WHAT YOU HAVE TO DO: In the listing below, identify each line with the word "Rate" and return those lines.
########################################
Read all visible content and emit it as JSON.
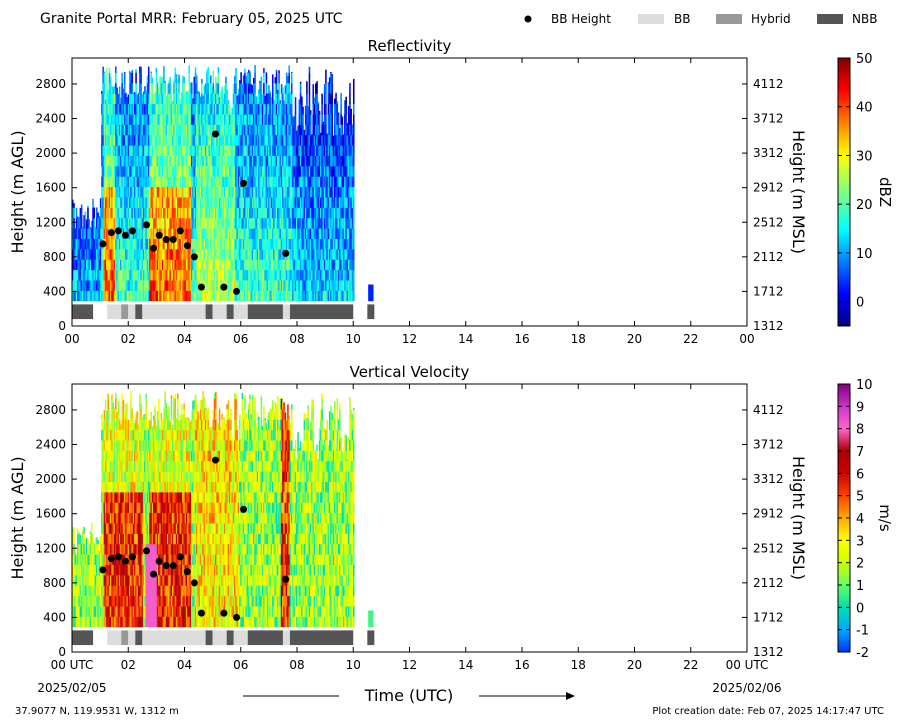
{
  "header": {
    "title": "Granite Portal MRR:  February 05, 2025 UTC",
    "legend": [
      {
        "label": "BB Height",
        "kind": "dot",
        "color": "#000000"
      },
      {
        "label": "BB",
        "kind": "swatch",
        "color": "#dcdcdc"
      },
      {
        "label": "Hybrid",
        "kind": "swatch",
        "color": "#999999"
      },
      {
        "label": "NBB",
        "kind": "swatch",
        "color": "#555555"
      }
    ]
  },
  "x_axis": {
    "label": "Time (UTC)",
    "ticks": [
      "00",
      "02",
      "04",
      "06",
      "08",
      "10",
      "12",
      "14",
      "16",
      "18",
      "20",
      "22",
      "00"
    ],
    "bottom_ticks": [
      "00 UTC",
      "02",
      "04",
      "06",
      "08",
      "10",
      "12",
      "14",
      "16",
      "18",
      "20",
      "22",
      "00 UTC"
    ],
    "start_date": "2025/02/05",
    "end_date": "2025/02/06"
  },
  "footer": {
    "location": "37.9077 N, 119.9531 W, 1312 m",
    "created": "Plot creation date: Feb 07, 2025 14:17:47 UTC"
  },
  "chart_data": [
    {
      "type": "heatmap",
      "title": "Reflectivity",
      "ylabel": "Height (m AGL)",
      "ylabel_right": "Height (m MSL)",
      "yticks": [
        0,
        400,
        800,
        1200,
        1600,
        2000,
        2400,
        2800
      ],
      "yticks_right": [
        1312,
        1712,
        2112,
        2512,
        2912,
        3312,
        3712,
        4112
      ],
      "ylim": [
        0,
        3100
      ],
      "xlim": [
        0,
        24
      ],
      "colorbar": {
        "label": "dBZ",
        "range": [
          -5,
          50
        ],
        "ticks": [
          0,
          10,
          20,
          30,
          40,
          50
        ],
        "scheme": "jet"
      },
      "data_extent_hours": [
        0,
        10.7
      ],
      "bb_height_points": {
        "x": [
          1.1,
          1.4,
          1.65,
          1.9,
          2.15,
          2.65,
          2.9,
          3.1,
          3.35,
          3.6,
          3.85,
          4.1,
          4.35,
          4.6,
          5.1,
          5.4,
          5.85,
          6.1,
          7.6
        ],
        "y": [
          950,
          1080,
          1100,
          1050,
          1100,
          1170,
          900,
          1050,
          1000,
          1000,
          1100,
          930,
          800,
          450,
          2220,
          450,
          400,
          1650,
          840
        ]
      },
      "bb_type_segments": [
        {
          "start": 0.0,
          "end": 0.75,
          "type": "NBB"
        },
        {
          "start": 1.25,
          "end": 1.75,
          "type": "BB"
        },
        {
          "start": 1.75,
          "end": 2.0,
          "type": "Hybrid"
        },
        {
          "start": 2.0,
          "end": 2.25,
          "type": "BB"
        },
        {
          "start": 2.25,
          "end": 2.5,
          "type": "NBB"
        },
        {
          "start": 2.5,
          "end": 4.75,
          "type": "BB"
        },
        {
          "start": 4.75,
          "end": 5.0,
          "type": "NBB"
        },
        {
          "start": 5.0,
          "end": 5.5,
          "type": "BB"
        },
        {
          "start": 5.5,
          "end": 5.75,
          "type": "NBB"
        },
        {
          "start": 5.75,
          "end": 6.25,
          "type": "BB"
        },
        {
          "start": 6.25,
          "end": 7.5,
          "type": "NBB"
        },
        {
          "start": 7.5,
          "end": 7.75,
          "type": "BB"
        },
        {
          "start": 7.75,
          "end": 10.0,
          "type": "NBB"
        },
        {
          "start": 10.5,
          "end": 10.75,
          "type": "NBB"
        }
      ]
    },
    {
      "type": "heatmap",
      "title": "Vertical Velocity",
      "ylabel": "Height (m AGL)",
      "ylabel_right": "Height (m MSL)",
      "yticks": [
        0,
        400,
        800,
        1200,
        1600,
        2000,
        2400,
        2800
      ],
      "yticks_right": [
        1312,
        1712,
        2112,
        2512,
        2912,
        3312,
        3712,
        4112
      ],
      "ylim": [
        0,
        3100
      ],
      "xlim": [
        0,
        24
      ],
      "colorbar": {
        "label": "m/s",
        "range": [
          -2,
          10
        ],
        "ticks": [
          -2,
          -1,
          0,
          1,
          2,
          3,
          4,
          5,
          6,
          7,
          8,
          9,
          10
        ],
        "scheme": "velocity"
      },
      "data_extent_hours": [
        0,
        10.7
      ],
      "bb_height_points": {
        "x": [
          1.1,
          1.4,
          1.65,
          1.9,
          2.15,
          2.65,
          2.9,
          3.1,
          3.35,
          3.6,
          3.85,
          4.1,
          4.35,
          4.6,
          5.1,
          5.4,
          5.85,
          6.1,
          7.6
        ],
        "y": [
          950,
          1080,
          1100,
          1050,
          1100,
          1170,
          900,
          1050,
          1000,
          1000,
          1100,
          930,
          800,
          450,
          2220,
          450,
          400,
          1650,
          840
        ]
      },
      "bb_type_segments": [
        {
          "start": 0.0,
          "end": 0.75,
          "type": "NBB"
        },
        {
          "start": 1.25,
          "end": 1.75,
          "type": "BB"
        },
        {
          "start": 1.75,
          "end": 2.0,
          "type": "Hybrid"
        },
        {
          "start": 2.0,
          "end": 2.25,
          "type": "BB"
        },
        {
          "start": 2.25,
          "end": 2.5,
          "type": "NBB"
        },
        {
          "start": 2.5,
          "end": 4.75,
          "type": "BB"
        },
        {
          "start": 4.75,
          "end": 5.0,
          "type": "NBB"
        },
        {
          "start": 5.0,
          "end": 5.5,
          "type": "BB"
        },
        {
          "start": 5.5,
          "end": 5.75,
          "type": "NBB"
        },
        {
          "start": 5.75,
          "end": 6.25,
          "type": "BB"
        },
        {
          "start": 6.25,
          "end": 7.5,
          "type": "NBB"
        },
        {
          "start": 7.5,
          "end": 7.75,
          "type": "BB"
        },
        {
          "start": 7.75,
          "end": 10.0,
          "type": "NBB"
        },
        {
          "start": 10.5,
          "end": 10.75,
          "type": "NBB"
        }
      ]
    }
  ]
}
########################################
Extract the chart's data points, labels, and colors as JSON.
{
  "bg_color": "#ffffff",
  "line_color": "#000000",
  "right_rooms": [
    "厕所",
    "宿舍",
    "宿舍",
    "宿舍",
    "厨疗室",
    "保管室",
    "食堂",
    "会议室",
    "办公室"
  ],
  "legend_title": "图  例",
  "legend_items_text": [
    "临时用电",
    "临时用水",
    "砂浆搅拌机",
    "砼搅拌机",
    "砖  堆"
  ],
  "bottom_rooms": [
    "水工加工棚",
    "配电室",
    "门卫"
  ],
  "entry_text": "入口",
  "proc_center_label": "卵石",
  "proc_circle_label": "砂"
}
########################################
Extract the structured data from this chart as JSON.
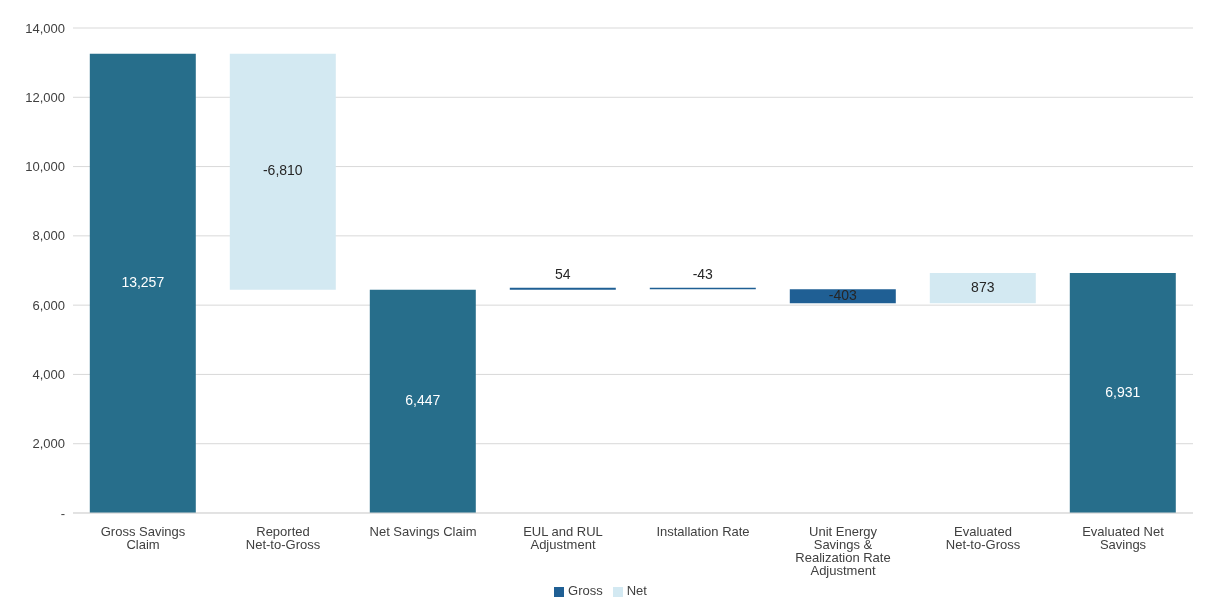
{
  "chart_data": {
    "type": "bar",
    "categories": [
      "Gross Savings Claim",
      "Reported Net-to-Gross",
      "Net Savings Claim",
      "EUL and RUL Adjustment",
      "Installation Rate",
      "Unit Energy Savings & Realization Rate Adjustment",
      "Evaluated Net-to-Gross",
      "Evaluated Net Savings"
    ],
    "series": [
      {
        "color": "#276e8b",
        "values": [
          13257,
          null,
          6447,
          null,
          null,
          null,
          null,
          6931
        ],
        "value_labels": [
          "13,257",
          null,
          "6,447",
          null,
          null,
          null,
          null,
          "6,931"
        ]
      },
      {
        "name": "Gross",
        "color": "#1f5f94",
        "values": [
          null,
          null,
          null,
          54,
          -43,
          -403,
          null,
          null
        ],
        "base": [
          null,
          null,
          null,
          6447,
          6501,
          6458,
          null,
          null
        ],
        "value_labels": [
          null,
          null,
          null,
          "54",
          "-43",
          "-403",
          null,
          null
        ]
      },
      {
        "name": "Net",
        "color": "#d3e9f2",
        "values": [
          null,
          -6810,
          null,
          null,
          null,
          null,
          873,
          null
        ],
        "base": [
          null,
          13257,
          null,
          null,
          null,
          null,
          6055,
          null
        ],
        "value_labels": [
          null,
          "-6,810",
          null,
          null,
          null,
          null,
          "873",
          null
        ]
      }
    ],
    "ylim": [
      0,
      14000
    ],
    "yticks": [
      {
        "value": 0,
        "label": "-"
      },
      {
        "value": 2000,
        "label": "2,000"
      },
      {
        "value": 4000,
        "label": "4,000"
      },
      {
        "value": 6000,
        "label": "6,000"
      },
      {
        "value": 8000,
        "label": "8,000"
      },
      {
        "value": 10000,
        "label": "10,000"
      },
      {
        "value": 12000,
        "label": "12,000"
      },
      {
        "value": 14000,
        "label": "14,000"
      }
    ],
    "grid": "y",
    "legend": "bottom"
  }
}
########################################
ANSWER TO THE TASK:
      "Installation Rate",
      "Unit Energy Savings & Realization Rate Adjustment",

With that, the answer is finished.